» Given instruction
Scan each line of the records for the word "uchun" and extract the ones that have it.

[Stored records]
- - -

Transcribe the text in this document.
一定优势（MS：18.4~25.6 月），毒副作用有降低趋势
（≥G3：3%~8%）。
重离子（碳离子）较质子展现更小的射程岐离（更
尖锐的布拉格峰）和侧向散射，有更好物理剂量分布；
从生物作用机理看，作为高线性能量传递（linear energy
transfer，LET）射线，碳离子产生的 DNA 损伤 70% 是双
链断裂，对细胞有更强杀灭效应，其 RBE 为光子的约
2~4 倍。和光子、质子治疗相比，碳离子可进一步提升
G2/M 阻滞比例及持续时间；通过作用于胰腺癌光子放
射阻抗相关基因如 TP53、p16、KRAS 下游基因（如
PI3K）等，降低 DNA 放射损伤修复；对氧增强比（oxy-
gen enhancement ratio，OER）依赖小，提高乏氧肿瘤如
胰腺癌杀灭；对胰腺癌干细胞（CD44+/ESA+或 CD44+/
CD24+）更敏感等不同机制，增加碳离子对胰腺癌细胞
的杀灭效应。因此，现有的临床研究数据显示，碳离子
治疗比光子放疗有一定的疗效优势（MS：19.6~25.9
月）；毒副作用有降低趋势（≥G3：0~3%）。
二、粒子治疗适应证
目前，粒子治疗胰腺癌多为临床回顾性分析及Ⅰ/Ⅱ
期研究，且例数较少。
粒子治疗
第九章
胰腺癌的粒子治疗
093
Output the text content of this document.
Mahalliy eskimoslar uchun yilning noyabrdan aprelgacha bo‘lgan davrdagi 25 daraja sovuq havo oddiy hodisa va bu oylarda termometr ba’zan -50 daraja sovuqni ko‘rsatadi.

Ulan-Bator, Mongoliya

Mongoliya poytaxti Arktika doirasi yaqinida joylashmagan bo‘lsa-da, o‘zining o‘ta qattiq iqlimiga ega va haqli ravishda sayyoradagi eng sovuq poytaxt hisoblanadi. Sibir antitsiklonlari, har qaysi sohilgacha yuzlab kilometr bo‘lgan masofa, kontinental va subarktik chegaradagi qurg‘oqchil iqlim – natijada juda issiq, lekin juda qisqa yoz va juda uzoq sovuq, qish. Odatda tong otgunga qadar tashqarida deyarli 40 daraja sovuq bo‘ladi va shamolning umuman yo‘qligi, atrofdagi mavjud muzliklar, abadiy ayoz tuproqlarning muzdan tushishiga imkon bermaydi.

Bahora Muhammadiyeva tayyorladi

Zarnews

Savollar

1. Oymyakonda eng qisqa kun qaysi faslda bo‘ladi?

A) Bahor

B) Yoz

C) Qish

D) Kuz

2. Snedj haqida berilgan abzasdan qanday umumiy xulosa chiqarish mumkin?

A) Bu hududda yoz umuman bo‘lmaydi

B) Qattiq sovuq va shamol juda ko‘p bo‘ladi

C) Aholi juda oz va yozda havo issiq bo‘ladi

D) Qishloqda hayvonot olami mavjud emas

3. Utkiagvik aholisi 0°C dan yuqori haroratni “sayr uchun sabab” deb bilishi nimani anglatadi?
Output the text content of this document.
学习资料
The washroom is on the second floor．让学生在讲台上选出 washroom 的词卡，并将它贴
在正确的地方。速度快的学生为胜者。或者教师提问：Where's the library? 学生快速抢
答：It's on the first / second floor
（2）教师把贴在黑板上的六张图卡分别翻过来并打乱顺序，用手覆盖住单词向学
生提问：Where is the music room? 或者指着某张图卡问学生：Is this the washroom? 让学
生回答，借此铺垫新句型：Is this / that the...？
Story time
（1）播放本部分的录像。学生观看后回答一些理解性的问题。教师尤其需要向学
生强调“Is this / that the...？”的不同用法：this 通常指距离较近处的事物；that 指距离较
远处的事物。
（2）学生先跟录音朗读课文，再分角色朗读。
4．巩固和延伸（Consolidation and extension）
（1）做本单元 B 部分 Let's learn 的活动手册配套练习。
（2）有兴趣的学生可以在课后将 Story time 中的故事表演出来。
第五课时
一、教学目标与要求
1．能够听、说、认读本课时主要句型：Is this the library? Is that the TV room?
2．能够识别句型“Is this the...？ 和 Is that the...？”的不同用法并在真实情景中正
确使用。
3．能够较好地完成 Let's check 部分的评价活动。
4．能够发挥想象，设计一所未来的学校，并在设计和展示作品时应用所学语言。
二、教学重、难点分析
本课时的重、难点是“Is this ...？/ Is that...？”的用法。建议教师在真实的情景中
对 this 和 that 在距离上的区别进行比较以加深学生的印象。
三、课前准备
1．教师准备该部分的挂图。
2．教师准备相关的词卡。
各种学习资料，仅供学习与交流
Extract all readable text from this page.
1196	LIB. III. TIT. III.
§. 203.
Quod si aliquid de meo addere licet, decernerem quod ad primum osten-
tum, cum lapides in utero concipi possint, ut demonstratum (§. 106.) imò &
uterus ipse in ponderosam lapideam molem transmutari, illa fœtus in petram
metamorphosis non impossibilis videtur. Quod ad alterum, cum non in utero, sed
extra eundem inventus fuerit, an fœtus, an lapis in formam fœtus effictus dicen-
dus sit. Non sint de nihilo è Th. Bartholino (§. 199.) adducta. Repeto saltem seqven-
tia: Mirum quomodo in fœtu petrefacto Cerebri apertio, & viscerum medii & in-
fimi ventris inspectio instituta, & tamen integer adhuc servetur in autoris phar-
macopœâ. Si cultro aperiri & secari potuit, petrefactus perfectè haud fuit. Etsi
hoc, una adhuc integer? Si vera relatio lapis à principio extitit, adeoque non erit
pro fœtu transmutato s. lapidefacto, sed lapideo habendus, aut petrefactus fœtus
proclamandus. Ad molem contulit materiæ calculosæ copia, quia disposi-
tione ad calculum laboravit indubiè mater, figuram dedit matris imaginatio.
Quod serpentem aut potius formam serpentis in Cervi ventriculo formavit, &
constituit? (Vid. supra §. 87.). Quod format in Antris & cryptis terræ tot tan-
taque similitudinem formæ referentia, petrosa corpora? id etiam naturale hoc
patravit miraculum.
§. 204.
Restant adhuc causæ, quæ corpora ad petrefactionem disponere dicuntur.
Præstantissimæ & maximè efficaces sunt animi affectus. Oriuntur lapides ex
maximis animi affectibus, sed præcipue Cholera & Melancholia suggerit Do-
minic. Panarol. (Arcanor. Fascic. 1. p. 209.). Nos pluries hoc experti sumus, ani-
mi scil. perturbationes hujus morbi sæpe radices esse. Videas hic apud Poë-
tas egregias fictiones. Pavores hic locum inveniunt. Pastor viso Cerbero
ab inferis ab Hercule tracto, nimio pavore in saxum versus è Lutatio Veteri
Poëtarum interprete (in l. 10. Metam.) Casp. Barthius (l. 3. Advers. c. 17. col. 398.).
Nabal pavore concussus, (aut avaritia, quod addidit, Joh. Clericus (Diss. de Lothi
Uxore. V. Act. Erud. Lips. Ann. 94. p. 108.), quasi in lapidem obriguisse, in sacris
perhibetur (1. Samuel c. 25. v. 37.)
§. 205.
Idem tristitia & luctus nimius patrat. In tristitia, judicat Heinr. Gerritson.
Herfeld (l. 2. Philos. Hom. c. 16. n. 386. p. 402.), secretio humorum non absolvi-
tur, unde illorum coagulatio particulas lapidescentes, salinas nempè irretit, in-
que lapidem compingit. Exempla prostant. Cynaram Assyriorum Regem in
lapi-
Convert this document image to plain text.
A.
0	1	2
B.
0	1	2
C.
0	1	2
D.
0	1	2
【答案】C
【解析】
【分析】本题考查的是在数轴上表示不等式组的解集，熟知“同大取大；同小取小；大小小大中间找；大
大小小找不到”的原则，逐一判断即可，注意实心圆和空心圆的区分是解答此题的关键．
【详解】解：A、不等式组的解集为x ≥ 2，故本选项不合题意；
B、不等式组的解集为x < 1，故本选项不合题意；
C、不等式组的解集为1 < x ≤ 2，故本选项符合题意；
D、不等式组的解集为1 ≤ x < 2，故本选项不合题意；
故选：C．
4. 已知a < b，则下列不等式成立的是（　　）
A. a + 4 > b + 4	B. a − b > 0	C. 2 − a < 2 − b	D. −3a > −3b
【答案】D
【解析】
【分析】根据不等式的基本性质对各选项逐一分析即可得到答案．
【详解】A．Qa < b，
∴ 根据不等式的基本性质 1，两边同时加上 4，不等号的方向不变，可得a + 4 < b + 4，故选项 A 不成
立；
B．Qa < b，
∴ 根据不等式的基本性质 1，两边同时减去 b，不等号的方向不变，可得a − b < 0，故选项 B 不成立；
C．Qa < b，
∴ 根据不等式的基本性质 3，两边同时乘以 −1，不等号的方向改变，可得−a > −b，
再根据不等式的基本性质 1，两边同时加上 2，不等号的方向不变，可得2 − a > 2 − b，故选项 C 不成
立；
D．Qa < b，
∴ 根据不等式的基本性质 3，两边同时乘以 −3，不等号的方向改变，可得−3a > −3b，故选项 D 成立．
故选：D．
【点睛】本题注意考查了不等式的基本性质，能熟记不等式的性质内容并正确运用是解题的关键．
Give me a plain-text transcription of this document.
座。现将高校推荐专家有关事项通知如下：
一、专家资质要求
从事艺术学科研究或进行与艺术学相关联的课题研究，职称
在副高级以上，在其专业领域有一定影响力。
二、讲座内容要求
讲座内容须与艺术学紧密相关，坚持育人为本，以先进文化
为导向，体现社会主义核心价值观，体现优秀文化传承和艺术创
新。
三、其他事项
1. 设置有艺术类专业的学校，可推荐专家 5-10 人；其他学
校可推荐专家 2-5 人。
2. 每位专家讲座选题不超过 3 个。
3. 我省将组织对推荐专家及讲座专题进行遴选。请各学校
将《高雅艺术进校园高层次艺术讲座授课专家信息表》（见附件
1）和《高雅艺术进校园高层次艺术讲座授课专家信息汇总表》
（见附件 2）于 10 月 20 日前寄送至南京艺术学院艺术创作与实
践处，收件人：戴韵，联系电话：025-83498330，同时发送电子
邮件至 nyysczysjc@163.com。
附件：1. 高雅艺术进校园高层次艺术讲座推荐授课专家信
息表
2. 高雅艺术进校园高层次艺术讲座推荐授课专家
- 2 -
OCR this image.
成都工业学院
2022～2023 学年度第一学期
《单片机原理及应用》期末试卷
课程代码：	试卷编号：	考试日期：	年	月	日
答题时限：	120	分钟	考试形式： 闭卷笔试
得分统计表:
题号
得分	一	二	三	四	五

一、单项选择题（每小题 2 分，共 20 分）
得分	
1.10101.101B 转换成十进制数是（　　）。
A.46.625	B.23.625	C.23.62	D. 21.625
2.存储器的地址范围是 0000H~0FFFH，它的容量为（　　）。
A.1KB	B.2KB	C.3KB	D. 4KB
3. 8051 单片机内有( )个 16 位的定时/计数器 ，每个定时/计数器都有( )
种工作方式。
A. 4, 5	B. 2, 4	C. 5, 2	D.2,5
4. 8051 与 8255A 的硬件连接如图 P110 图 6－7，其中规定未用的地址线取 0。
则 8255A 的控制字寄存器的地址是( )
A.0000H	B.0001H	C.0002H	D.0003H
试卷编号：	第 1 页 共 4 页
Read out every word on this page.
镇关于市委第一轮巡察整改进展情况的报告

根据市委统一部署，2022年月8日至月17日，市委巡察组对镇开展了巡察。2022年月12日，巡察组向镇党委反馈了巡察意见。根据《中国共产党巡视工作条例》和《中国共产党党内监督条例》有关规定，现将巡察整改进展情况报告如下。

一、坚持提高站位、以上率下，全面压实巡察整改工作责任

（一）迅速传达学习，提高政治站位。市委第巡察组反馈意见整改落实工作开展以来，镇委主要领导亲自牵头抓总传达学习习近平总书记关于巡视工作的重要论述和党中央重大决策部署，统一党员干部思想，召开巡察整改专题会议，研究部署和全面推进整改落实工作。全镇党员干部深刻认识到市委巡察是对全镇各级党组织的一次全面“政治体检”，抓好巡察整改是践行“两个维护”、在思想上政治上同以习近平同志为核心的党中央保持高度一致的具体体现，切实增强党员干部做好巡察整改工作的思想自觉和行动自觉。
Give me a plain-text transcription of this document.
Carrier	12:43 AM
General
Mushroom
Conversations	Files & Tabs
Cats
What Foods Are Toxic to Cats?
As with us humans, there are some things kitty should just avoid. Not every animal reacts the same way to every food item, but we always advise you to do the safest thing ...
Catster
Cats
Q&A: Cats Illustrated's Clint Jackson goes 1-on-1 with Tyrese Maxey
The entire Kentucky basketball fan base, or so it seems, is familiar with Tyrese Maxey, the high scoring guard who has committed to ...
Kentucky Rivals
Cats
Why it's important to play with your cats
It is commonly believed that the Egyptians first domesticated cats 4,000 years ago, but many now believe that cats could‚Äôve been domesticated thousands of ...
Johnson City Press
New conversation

- - -

» Answer to this exercise
Mahalliy eskimoslar uchun yilning noyabrdan aprelgacha bo‘lgan davrdagi 25 daraja sovuq havo oddiy hodisa va bu oylarda termometr ba’zan -50 daraja sovuqni ko‘rsatadi.
3. Utkiagvik aholisi 0°C dan yuqori haroratni “sayr uchun sabab” deb bilishi nimani anglatadi?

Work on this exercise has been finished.